● AIM
Transcribe the records below exactly as they appear.
**********
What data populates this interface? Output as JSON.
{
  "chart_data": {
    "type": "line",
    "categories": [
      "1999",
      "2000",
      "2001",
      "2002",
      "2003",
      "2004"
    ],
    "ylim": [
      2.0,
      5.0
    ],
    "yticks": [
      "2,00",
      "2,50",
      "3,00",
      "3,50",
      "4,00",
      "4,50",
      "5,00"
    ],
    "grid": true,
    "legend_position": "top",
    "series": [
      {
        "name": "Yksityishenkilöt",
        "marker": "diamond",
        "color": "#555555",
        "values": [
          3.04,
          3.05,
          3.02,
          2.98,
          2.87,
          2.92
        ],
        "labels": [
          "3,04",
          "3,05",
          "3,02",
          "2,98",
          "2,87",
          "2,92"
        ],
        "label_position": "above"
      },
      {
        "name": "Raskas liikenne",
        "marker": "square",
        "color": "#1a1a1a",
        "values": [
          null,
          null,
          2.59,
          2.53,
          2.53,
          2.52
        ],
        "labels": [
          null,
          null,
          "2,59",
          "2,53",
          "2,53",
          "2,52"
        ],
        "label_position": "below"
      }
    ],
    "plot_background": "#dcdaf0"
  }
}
**********
● ANSWER
What data populates this interface? Output as JSON.
{
  "chart_data": {
    "type": "line",
    "categories": [
      "1999",
      "2000",
      "2001",
      "2002",
      "2003",
      "2004"
    ],
    "ylim": [
      2.0,
      5.0
    ],
    "yticks": [
      "2,00",
      "2,50",
      "3,00",
      "3,50",
      "4,00",
      "4,50",
      "5,00"
    ],
    "grid": true,
    "legend_position": "top",
    "series": [
      {
        "name": "Yksityishenkilöt",
        "marker": "diamond",
        "color": "#555555",
        "values": [
          3.04,
          3.05,
          3.02,
          2.98,
          2.87,
          2.92
        ],
        "labels": [
          "3,04",
          "3,05",
          "3,02",
          "2,98",
          "2,87",
          "2,92"
        ],
        "label_position": "above"
      },
      {
        "name": "Raskas liikenne",
        "marker": "square",
        "color": "#1a1a1a",
        "values": [
          null,
          null,
          2.59,
          2.53,
          2.53,
          2.52
        ],
        "labels": [
          null,
          null,
          "2,59",
          "2,53",
          "2,53",
          "2,52"
        ],
        "label_position": "below"
      }
    ],
    "plot_background": "#dcdaf0"
  }
}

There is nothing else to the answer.